### Figure record extracts
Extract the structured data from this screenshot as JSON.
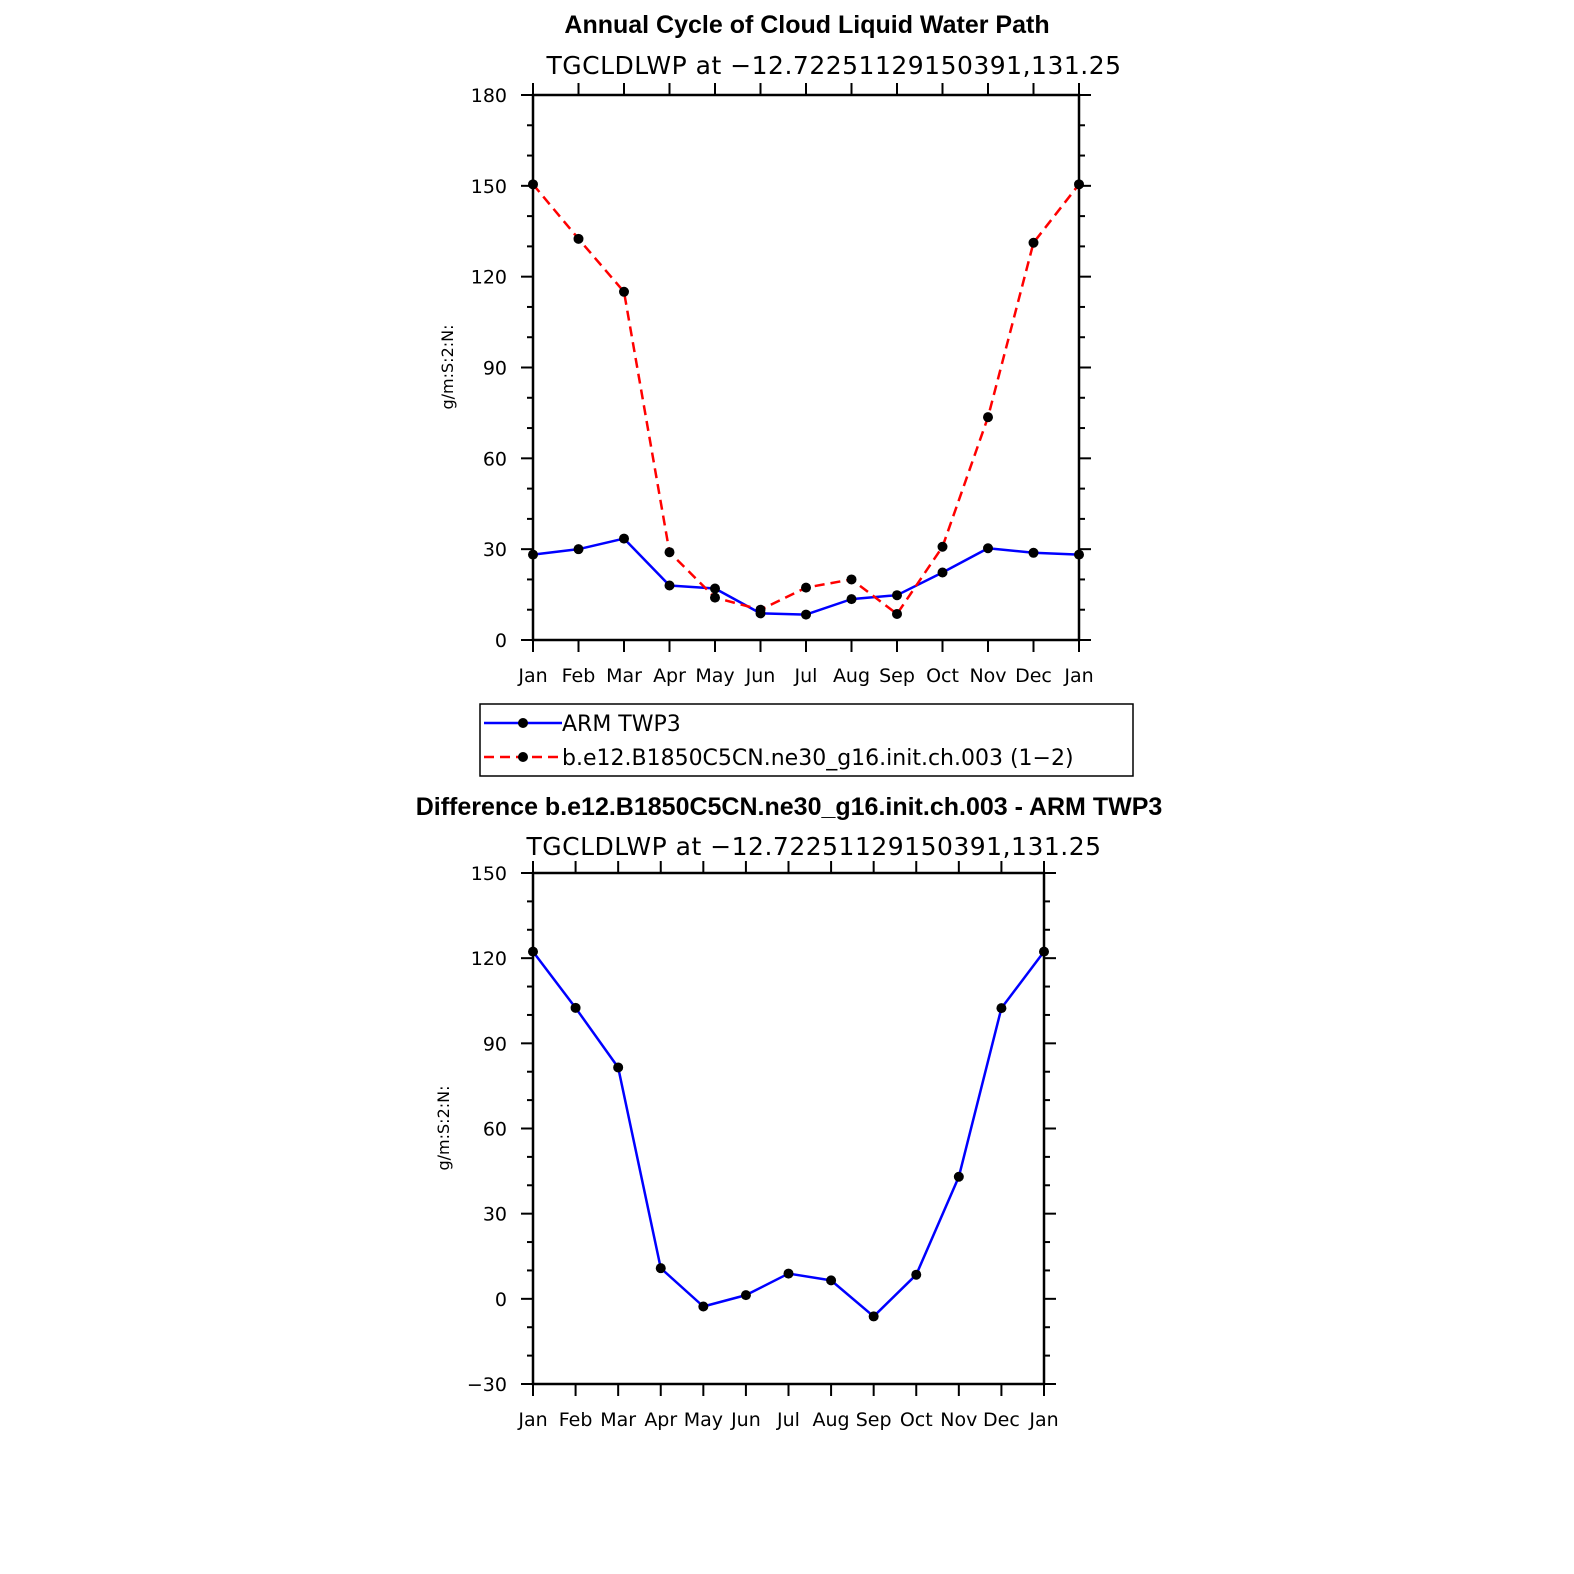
{
  "chart_data": [
    {
      "type": "line",
      "title": "Annual Cycle of Cloud Liquid Water Path",
      "subtitle": "TGCLDLWP at −12.72251129150391,131.25",
      "ylabel": "g/m:S:2:N:",
      "xlabel": "",
      "categories": [
        "Jan",
        "Feb",
        "Mar",
        "Apr",
        "May",
        "Jun",
        "Jul",
        "Aug",
        "Sep",
        "Oct",
        "Nov",
        "Dec",
        "Jan"
      ],
      "ylim": [
        0,
        180
      ],
      "yticks": [
        0,
        30,
        60,
        90,
        120,
        150,
        180
      ],
      "grid": false,
      "series": [
        {
          "name": "ARM TWP3",
          "color": "#0000ff",
          "dash": "solid",
          "values": [
            28.2,
            30.0,
            33.5,
            18.0,
            17.0,
            8.8,
            8.4,
            13.5,
            14.8,
            22.3,
            30.3,
            28.8,
            28.2
          ]
        },
        {
          "name": "b.e12.B1850C5CN.ne30_g16.init.ch.003 (1−2)",
          "color": "#ff0000",
          "dash": "dashed",
          "values": [
            150.5,
            132.5,
            115.0,
            29.0,
            14.0,
            10.0,
            17.3,
            20.0,
            8.6,
            30.8,
            73.6,
            131.2,
            150.5
          ]
        }
      ],
      "legend": "below"
    },
    {
      "type": "line",
      "title": "Difference b.e12.B1850C5CN.ne30_g16.init.ch.003 - ARM TWP3",
      "subtitle": "TGCLDLWP at −12.72251129150391,131.25",
      "ylabel": "g/m:S:2:N:",
      "xlabel": "",
      "categories": [
        "Jan",
        "Feb",
        "Mar",
        "Apr",
        "May",
        "Jun",
        "Jul",
        "Aug",
        "Sep",
        "Oct",
        "Nov",
        "Dec",
        "Jan"
      ],
      "ylim": [
        -30,
        150
      ],
      "yticks": [
        -30,
        0,
        30,
        60,
        90,
        120,
        150
      ],
      "grid": false,
      "series": [
        {
          "color": "#0000ff",
          "dash": "solid",
          "values": [
            122.3,
            102.5,
            81.5,
            10.8,
            -2.7,
            1.3,
            8.9,
            6.5,
            -6.2,
            8.5,
            43.0,
            102.4,
            122.3
          ]
        }
      ]
    }
  ]
}
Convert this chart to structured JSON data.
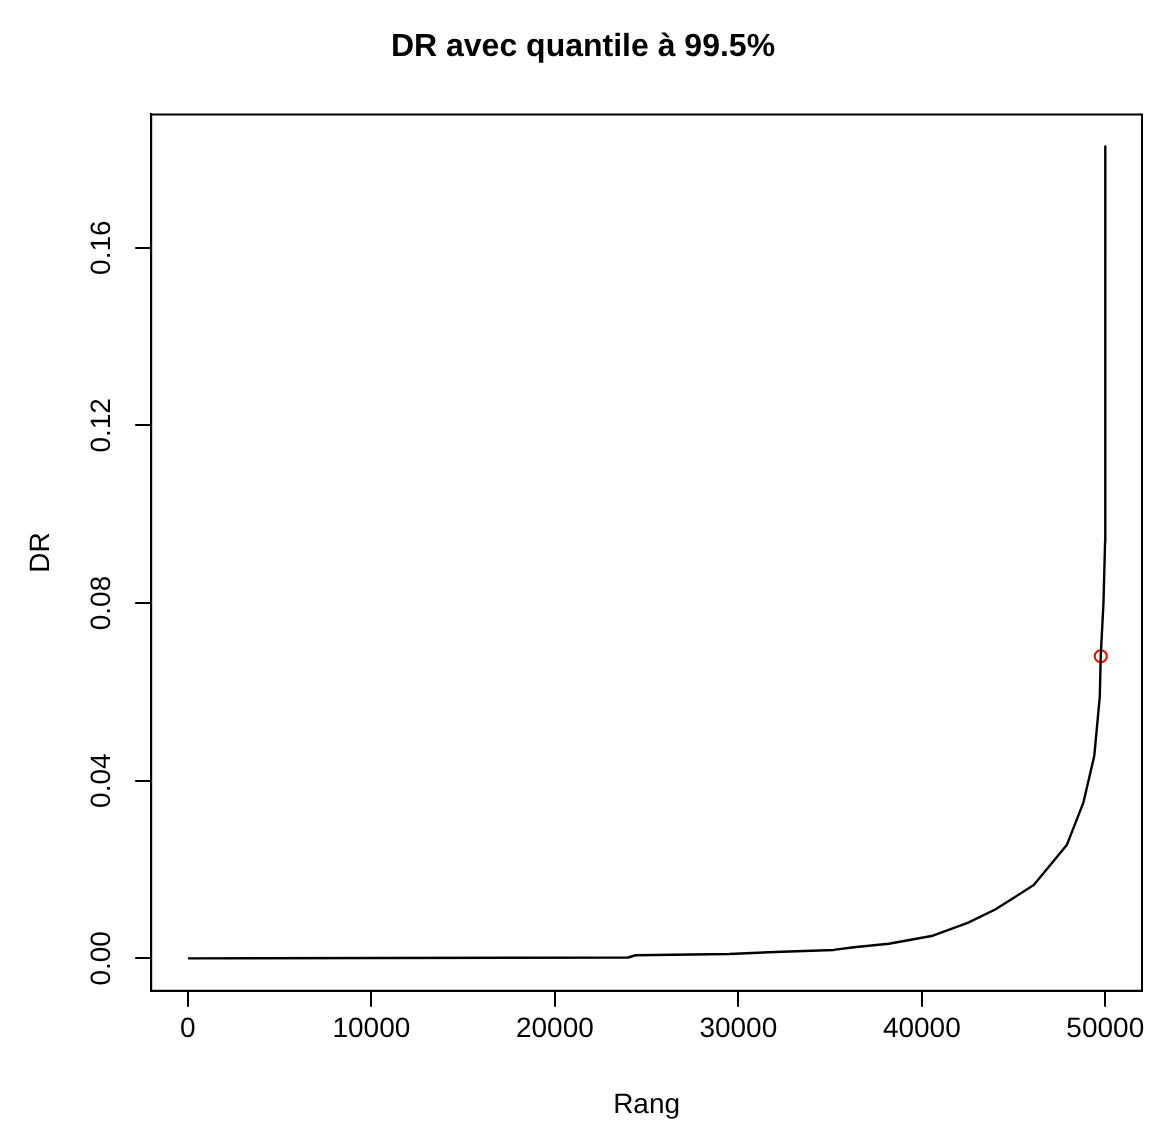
{
  "chart_data": {
    "type": "line",
    "title": "DR avec quantile à 99.5%",
    "xlabel": "Rang",
    "ylabel": "DR",
    "xlim": [
      -2000,
      52000
    ],
    "ylim": [
      -0.0073,
      0.19
    ],
    "xticks": [
      0,
      10000,
      20000,
      30000,
      40000,
      50000
    ],
    "yticks": [
      {
        "value": 0,
        "label": "0.00"
      },
      {
        "value": 0.04,
        "label": "0.04"
      },
      {
        "value": 0.08,
        "label": "0.08"
      },
      {
        "value": 0.12,
        "label": "0.12"
      },
      {
        "value": 0.16,
        "label": "0.16"
      }
    ],
    "series": [
      {
        "color": "#000000",
        "marker": "none",
        "x": [
          1,
          24000,
          24400,
          29500,
          32400,
          35200,
          36300,
          38200,
          40600,
          42500,
          44000,
          46100,
          47900,
          48800,
          49400,
          49700,
          49750,
          49900,
          49990,
          50000
        ],
        "values": [
          0,
          0.0002,
          0.0007,
          0.001,
          0.0015,
          0.0019,
          0.0025,
          0.0033,
          0.0051,
          0.008,
          0.011,
          0.0165,
          0.0255,
          0.035,
          0.0456,
          0.059,
          0.068,
          0.08,
          0.094,
          0.183
        ]
      },
      {
        "type": "scatter",
        "color": "#ff0000",
        "marker": "circle",
        "x": [
          49750
        ],
        "values": [
          0.068
        ]
      }
    ]
  }
}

### The request
Print the complete listing exactly as it stands, without its pictures.

### Right answer
Extract the structured data from this screenshot as JSON.
{
  "chart_data": [
    {
      "type": "line",
      "title": "Annual Cycle of Cloud Liquid Water Path",
      "subtitle": "TGCLDLWP at −12.72251129150391,131.25",
      "ylabel": "g/m:S:2:N:",
      "xlabel": "",
      "categories": [
        "Jan",
        "Feb",
        "Mar",
        "Apr",
        "May",
        "Jun",
        "Jul",
        "Aug",
        "Sep",
        "Oct",
        "Nov",
        "Dec",
        "Jan"
      ],
      "ylim": [
        0,
        180
      ],
      "yticks": [
        0,
        30,
        60,
        90,
        120,
        150,
        180
      ],
      "grid": false,
      "series": [
        {
          "name": "ARM TWP3",
          "color": "#0000ff",
          "dash": "solid",
          "values": [
            28.2,
            30.0,
            33.5,
            18.0,
            17.0,
            8.8,
            8.4,
            13.5,
            14.8,
            22.3,
            30.3,
            28.8,
            28.2
          ]
        },
        {
          "name": "b.e12.B1850C5CN.ne30_g16.init.ch.003 (1−2)",
          "color": "#ff0000",
          "dash": "dashed",
          "values": [
            150.5,
            132.5,
            115.0,
            29.0,
            14.0,
            10.0,
            17.3,
            20.0,
            8.6,
            30.8,
            73.6,
            131.2,
            150.5
          ]
        }
      ],
      "legend": "below"
    },
    {
      "type": "line",
      "title": "Difference b.e12.B1850C5CN.ne30_g16.init.ch.003 - ARM TWP3",
      "subtitle": "TGCLDLWP at −12.72251129150391,131.25",
      "ylabel": "g/m:S:2:N:",
      "xlabel": "",
      "categories": [
        "Jan",
        "Feb",
        "Mar",
        "Apr",
        "May",
        "Jun",
        "Jul",
        "Aug",
        "Sep",
        "Oct",
        "Nov",
        "Dec",
        "Jan"
      ],
      "ylim": [
        -30,
        150
      ],
      "yticks": [
        -30,
        0,
        30,
        60,
        90,
        120,
        150
      ],
      "grid": false,
      "series": [
        {
          "color": "#0000ff",
          "dash": "solid",
          "values": [
            122.3,
            102.5,
            81.5,
            10.8,
            -2.7,
            1.3,
            8.9,
            6.5,
            -6.2,
            8.5,
            43.0,
            102.4,
            122.3
          ]
        }
      ]
    }
  ]
}
Convert this chart to structured JSON data.
{
  "chart_data": {
    "type": "line",
    "title": "DR avec quantile à 99.5%",
    "xlabel": "Rang",
    "ylabel": "DR",
    "xlim": [
      -2000,
      52000
    ],
    "ylim": [
      -0.0073,
      0.19
    ],
    "xticks": [
      0,
      10000,
      20000,
      30000,
      40000,
      50000
    ],
    "yticks": [
      {
        "value": 0,
        "label": "0.00"
      },
      {
        "value": 0.04,
        "label": "0.04"
      },
      {
        "value": 0.08,
        "label": "0.08"
      },
      {
        "value": 0.12,
        "label": "0.12"
      },
      {
        "value": 0.16,
        "label": "0.16"
      }
    ],
    "series": [
      {
        "color": "#000000",
        "marker": "none",
        "x": [
          1,
          24000,
          24400,
          29500,
          32400,
          35200,
          36300,
          38200,
          40600,
          42500,
          44000,
          46100,
          47900,
          48800,
          49400,
          49700,
          49750,
          49900,
          49990,
          50000
        ],
        "values": [
          0,
          0.0002,
          0.0007,
          0.001,
          0.0015,
          0.0019,
          0.0025,
          0.0033,
          0.0051,
          0.008,
          0.011,
          0.0165,
          0.0255,
          0.035,
          0.0456,
          0.059,
          0.068,
          0.08,
          0.094,
          0.183
        ]
      },
      {
        "type": "scatter",
        "color": "#ff0000",
        "marker": "circle",
        "x": [
          49750
        ],
        "values": [
          0.068
        ]
      }
    ]
  }
}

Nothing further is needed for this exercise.